** EXERCISE OBJECTIVE **
Take the cluster media briefing statement further, continuing it from its last sentence.

** EXTRACT TO READ **

============================================================

Statement by Ministers of Social Development and Public Works, Edna Molewa and Geoff Doidge on the occasion of Social Protection and Community Development Cluster media briefing

Tuesday, February 23, 2010

Cape Town, Parliament

23 February 2010

Colleagues
Ladies and gentlemen
Members of the media

Good morning

Thank you and welcome to this, the Social Protection and Community Development Cluster media briefing session. In the short life of our new political administration, we have all been encouraged by the enormous support and cooperation amongst the cluster departments. If this spirit of teamwork continues, and I have no reason to doubt that it will not, then together we can do more to position our country to its proud place in the family of nations.
On 11 February President Jacob Zuma delivered his State-of-the-Nation Address in Parliament, outlining the direction in which government was to proceed in 2010 in pursuit of the objective of building a better future for all South Africans. In this presentation, I will endeavour to give an overview of the contributions of the Social Protection and Community Development Cluster towards this year of action as we all work together for a better future for our people.

The President's State of the Nation has set the tone for the pace with which we must work this year. As the Social Protection and Community Development Cluster we certainly have our work cut out for us. The efficient and timeous roll-out of our programmes and interventions is crucial to ensure a safety cushion for the poor, particularly during these hard economic times. Our cluster is up to the challenge

Ladies and gentlemen
This year and this month in particular, mark the 20th anniversary of the release of Nelson Mandela from Victor Verster prison. Many of you will have no difficulty in recalling that historic moment which marked a significant point in the struggle against apartheid and set us on an irreversible path to freedom. This historic moment presents us with an opportunity to reflect on how far we have come and to identify what more we need to do to achieve a fairer society, and in so doing promote and secure a democratic society which Mandela fought for.

The challenges facing our society are many and varied, but Mandela's lifelong campaign for social justice, liberty, equality and fraternity continues to inspire not only South Africans but the rest of humanity throughout the world. So, as we strive to build a caring society and to wage a concerted struggle against poverty, we draw inspiration from his legacy which continues to ignite our imaginations and dreams for a better future.

The Budget Speech by the Honourable Minister of Finance, Mr Pravin Gordhan was once again, a sobering reminder of the realities and challenges associated with the global financial crisis, and its impact on our programmes. While we are all very much aware of these challenges, we are also all aware of the need to work together to weather this storm.

We remain cautiously hopeful that we can continue to insulate poor South Africans from the full frontal assault of these hard economic times. We have acted to protect the poor as we also worked to protect our nation. While our efforts have been reasonably successful, we realise with each passing day that we have to work harder to respond quickly to changing circumstances. This briefing will focus and elaborate on the following priorities as they relate to the work of the cluster:

Expanded Public Works Programme
Human settlements
Comprehensive rural development strategy
Youth Development
Social cohesion
Comprehensive social security
Expanded Public Works Programme
One of our top priorities in the cluster is skills development and the creation of job opportunities. That is why we are continuing to invest in the Expanded Public Works Programme.

============================================================

** INFORMATION SHOWN **
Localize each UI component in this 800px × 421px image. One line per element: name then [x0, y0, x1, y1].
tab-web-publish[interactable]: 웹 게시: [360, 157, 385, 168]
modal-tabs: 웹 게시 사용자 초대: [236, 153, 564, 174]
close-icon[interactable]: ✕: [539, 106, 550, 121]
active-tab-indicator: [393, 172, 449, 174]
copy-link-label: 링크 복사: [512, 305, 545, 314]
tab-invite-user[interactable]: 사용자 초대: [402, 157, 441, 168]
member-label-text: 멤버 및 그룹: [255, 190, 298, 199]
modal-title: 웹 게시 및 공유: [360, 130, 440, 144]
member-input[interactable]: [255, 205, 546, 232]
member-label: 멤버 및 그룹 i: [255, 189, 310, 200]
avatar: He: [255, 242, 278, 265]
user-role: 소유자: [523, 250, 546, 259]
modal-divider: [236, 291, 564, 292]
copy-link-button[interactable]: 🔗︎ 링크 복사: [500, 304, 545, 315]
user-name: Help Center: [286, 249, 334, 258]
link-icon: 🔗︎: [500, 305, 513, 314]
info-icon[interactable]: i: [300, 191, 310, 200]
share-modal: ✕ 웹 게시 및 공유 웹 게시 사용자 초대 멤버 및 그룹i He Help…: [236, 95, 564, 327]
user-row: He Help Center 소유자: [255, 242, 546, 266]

============================================================

** TASK OUTPUT **
The concerted effort by this government to protect the poor against the adverse effects of poverty and unemployment have been further bolstered by the announcement in President Jacob Zuma's address that EPWP has, between April and December 2009, created 482 742 work opportunities which constitute 97 percent of the targeted 500 000 job opportunities as outlined in the President's State of the Nation Address last year.

As I speak on this matter, I can see the cynics and our detractors, with their standard fare of negativism and pessimism ready to question this remarkable achievement. Let me therefore hasten to add that job opportunities under the EPWP are defined as any period of paid employment. From its inception, this programme was designed as a strategy to bridge the skills gap, provide remunerative employment opportunities for the disadvantaged groups and to fast track the provision of public services.

EPWP remains a continuous and sustainable strategic programme that addresses our country's skills deficit and creates employment opportunities. For a rural woman in Mutale village, and to the majority of unemployed men and women whose dream is to provide for the education of their children, EPWP offers them hope and the skills that can secure them a decent job.
An analysis of the figures clearly demonstrate that EPWP is an effective intervention designed to address joblessness amongst the most vulnerable and under-qualified sectors of our population. It is thus a key aspect of addressing the challenges of poverty, which has and still remains the centrepiece of this cluster's agenda.

The Expanded Public Works Programme is divided into four sectors, namely infrastructure, environment, social and non-state sector. In the Social Sector Cluster EPWP focuses mainly on ongoing programmes such as the Home Community Based Care, Early Childhood Development as well as Community and Tourism Safety projects and programmes that employ coaches to encourage mass based participation in sports.

Ladies and gentlemen, it is important to emphasise that wages earned by the vulnerable people who are employed through EPWP, complement the existing social welfare programme of government. It does so by often providing income through wages to those that do not qualify for other social grants. The programme also aims to restore the dignity of the unemployed by creating opportunities for them to be exposed to a working environment while at the same time fast tracking the provision of government services.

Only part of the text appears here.